(EXERCISE): Can you copy out every one of the lines below word for word, keeping their original order?

========================

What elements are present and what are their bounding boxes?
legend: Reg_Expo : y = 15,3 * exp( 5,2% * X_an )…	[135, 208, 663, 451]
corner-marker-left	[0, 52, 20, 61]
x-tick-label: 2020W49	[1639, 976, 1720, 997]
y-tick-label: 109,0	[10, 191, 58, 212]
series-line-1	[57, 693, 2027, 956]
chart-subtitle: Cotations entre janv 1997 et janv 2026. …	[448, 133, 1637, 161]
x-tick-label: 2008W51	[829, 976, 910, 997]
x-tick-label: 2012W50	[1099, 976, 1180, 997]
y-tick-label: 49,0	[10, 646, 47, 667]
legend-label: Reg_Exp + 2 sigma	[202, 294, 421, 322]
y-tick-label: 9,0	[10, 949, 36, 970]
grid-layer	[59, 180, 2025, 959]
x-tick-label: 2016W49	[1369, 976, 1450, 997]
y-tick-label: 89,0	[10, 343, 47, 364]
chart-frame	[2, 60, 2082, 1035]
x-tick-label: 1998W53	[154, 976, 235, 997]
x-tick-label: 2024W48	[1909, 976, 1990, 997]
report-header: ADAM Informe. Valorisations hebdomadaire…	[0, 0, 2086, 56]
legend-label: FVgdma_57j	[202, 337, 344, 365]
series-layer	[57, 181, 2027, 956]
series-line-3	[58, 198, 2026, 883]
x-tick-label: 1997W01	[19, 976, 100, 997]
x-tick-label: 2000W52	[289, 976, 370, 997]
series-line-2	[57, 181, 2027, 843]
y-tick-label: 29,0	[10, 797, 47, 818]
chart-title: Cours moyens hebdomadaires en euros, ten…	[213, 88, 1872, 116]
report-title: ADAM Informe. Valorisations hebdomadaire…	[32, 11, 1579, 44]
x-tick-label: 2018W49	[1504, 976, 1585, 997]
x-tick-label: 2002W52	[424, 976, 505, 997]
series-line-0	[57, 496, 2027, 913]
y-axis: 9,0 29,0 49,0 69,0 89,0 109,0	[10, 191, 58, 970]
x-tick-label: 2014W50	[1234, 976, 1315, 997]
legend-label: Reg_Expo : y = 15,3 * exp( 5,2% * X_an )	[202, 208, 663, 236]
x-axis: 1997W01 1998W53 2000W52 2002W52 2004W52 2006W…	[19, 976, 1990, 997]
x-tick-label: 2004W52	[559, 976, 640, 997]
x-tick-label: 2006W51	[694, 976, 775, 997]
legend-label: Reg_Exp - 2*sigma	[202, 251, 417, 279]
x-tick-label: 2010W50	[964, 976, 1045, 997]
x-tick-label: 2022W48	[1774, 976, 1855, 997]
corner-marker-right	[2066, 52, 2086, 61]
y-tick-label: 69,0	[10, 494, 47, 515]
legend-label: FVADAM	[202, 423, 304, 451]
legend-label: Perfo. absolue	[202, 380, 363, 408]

========================

(WORKED SOLUTION):
What elements are present and what are their bounding boxes?
legend: Reg_Expo : y = 15,3 * exp( 5,2% * X_an )…	[135, 208, 663, 451]
corner-marker-left	[0, 52, 20, 61]
x-tick-label: 2020W49	[1639, 976, 1720, 997]
y-tick-label: 109,0	[10, 191, 58, 212]
series-line-1	[57, 693, 2027, 956]
chart-subtitle: Cotations entre janv 1997 et janv 2026. …	[448, 133, 1637, 161]
x-tick-label: 2008W51	[829, 976, 910, 997]
x-tick-label: 2012W50	[1099, 976, 1180, 997]
y-tick-label: 49,0	[10, 646, 47, 667]
legend-label: Reg_Exp + 2 sigma	[202, 294, 421, 322]
y-tick-label: 9,0	[10, 949, 36, 970]
grid-layer	[59, 180, 2025, 959]
x-tick-label: 2016W49	[1369, 976, 1450, 997]
y-tick-label: 89,0	[10, 343, 47, 364]
chart-frame	[2, 60, 2082, 1035]
x-tick-label: 1998W53	[154, 976, 235, 997]
x-tick-label: 2024W48	[1909, 976, 1990, 997]
report-header: ADAM Informe. Valorisations hebdomadaire…	[0, 0, 2086, 56]
legend-label: FVgdma_57j	[202, 337, 344, 365]
series-layer	[57, 181, 2027, 956]
series-line-3	[58, 198, 2026, 883]
x-tick-label: 1997W01	[19, 976, 100, 997]
x-tick-label: 2000W52	[289, 976, 370, 997]
series-line-2	[57, 181, 2027, 843]
y-tick-label: 29,0	[10, 797, 47, 818]
chart-title: Cours moyens hebdomadaires en euros, ten…	[213, 88, 1872, 116]
report-title: ADAM Informe. Valorisations hebdomadaire…	[32, 11, 1579, 44]
x-tick-label: 2018W49	[1504, 976, 1585, 997]
x-tick-label: 2002W52	[424, 976, 505, 997]
series-line-0	[57, 496, 2027, 913]
y-axis: 9,0 29,0 49,0 69,0 89,0 109,0	[10, 191, 58, 970]
x-tick-label: 2014W50	[1234, 976, 1315, 997]
legend-label: Reg_Expo : y = 15,3 * exp( 5,2% * X_an )	[202, 208, 663, 236]
x-axis: 1997W01 1998W53 2000W52 2002W52 2004W52 2006W…	[19, 976, 1990, 997]
x-tick-label: 2004W52	[559, 976, 640, 997]
x-tick-label: 2006W51	[694, 976, 775, 997]
legend-label: Reg_Exp - 2*sigma	[202, 251, 417, 279]
x-tick-label: 2010W50	[964, 976, 1045, 997]
x-tick-label: 2022W48	[1774, 976, 1855, 997]
corner-marker-right	[2066, 52, 2086, 61]
y-tick-label: 69,0	[10, 494, 47, 515]
legend-label: FVADAM	[202, 423, 304, 451]
legend-label: Perfo. absolue	[202, 380, 363, 408]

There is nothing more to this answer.